▶ [DIRECTIONS FOR THIS TASK] Extract the lines that carry the string "Speichern" from the listing.

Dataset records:
------------------------------------

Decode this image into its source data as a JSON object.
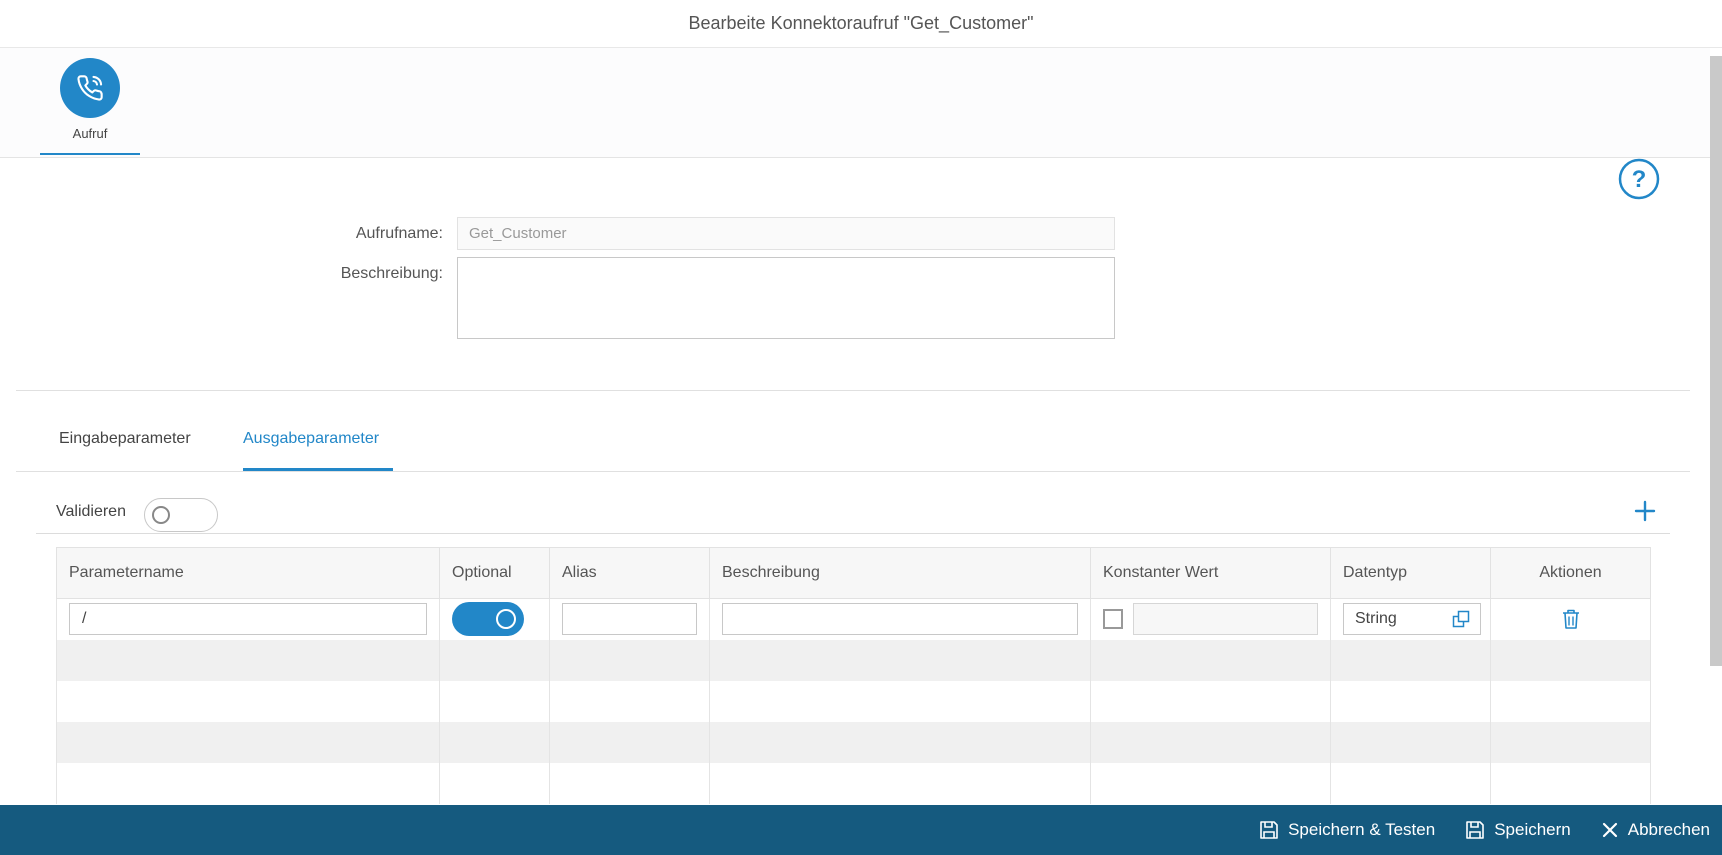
{
  "window": {
    "title": "Bearbeite Konnektoraufruf \"Get_Customer\""
  },
  "steps": [
    {
      "label": "Aufruf",
      "icon": "phone-icon",
      "active": true
    }
  ],
  "help": {
    "icon": "help-icon"
  },
  "form": {
    "name_label": "Aufrufname:",
    "name_value": "Get_Customer",
    "description_label": "Beschreibung:",
    "description_value": ""
  },
  "tabs": [
    {
      "label": "Eingabeparameter",
      "active": false
    },
    {
      "label": "Ausgabeparameter",
      "active": true
    }
  ],
  "validate": {
    "label": "Validieren",
    "enabled": false
  },
  "add_icon": "plus-icon",
  "table": {
    "headers": [
      "Parametername",
      "Optional",
      "Alias",
      "Beschreibung",
      "Konstanter Wert",
      "Datentyp",
      "Aktionen"
    ],
    "rows": [
      {
        "parametername": "/",
        "optional": true,
        "alias": "",
        "beschreibung": "",
        "konstant_checked": false,
        "konstant_value": "",
        "datentyp": "String"
      }
    ]
  },
  "footer": {
    "save_test_label": "Speichern & Testen",
    "save_label": "Speichern",
    "cancel_label": "Abbrechen"
  },
  "colors": {
    "accent": "#2287c8",
    "footer_bg": "#155a7f"
  }
}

------------------------------------

▶ [EXERCISE RESULT]
    "save_test_label": "Speichern & Testen",
    "save_label": "Speichern",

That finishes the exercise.